§ **The task**: Separate out the lines that hold "Kesinlikle".

___

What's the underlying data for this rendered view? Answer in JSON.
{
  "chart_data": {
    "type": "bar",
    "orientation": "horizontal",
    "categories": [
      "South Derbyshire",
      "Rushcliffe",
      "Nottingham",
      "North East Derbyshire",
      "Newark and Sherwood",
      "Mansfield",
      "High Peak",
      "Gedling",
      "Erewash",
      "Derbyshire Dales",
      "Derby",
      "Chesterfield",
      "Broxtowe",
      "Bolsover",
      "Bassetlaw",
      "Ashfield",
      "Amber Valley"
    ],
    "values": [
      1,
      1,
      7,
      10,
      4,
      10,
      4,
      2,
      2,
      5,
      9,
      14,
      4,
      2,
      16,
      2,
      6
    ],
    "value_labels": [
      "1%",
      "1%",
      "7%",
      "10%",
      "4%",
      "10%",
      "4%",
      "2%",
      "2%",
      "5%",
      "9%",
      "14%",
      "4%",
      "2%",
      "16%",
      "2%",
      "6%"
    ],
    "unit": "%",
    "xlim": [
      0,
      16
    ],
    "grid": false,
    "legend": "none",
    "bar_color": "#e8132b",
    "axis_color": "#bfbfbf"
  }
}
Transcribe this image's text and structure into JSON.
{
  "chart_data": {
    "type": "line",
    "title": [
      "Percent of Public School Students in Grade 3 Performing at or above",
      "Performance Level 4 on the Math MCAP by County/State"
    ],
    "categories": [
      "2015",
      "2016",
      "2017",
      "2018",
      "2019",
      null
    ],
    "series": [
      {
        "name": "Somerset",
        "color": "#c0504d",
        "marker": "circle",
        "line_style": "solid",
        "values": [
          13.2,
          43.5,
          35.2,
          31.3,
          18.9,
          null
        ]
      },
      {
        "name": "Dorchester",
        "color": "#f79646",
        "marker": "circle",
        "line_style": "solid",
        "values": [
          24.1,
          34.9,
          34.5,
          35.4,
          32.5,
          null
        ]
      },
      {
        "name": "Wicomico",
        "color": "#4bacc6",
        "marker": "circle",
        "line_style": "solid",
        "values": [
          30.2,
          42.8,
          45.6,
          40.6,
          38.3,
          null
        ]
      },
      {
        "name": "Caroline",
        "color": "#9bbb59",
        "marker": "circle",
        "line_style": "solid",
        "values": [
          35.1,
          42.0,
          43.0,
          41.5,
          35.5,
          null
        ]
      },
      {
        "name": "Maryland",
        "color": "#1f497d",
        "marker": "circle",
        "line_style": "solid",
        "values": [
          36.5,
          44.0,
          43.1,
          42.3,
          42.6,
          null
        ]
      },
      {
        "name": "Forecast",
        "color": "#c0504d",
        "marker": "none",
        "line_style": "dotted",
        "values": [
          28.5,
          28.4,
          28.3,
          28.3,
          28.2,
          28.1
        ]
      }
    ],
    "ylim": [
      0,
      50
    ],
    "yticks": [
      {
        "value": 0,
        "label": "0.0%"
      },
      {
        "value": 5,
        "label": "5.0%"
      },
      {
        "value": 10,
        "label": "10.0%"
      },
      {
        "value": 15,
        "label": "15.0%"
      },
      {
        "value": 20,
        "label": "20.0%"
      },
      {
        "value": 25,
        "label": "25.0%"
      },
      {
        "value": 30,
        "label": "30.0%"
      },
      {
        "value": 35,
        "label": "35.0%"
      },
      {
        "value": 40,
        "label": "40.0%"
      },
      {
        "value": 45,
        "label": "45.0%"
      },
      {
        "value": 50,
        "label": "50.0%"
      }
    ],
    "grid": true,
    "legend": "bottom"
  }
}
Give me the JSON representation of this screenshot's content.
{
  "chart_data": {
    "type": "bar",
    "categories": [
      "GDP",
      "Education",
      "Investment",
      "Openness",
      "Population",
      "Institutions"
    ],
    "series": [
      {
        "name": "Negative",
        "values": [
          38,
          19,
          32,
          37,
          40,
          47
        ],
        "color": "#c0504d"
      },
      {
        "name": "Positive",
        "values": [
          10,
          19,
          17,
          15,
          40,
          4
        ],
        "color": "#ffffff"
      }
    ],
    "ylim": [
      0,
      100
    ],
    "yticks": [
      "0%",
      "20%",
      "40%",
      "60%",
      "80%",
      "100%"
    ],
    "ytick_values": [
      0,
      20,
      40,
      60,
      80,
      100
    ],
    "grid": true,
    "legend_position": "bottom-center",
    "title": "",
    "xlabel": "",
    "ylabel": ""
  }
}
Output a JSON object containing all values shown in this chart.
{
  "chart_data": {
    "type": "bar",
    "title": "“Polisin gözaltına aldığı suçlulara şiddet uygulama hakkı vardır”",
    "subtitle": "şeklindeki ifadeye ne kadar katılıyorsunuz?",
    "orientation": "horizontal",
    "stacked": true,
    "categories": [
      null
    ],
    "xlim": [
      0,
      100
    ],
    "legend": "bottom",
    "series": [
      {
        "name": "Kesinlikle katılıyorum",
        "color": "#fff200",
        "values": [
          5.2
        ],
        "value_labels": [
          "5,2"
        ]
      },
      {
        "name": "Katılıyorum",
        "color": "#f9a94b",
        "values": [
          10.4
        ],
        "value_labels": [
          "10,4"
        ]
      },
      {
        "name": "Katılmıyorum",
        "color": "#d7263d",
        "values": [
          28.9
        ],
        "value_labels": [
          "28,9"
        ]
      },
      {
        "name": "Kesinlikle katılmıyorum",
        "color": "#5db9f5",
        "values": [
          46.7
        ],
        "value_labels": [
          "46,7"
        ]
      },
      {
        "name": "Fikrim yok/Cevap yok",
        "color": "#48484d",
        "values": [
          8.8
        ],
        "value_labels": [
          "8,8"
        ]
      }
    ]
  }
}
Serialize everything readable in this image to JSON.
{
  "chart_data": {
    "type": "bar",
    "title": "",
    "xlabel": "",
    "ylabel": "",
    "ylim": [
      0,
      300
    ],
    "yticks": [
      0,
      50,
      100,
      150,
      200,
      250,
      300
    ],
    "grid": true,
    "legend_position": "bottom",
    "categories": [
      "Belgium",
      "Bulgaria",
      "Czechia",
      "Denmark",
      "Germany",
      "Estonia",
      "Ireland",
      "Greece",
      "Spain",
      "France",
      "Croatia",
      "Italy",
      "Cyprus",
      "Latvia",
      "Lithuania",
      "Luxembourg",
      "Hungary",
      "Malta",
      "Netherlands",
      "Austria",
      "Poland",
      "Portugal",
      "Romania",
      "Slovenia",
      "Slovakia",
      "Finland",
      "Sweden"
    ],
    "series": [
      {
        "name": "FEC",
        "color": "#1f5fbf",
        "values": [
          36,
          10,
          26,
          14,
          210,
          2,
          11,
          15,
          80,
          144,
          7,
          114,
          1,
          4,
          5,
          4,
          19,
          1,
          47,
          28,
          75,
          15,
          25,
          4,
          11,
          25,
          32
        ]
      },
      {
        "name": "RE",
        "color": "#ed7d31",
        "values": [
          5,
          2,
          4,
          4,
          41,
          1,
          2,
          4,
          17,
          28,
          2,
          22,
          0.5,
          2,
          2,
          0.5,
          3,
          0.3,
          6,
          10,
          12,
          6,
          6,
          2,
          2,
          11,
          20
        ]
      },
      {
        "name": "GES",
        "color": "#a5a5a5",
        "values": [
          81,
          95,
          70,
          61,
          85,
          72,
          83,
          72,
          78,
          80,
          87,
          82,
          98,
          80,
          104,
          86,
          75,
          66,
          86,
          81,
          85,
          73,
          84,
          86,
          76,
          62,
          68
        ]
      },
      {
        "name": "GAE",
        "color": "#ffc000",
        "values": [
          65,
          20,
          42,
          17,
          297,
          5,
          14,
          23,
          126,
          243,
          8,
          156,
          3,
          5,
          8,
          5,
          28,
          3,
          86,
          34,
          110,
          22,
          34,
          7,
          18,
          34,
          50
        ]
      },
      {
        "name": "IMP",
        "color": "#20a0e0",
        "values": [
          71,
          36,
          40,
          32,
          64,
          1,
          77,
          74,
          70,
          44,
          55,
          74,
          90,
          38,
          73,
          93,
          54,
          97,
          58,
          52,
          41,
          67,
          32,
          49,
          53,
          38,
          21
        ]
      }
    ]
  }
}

___

§ **Full solution**:
        "name": "Kesinlikle katılıyorum",
        "name": "Kesinlikle katılmıyorum",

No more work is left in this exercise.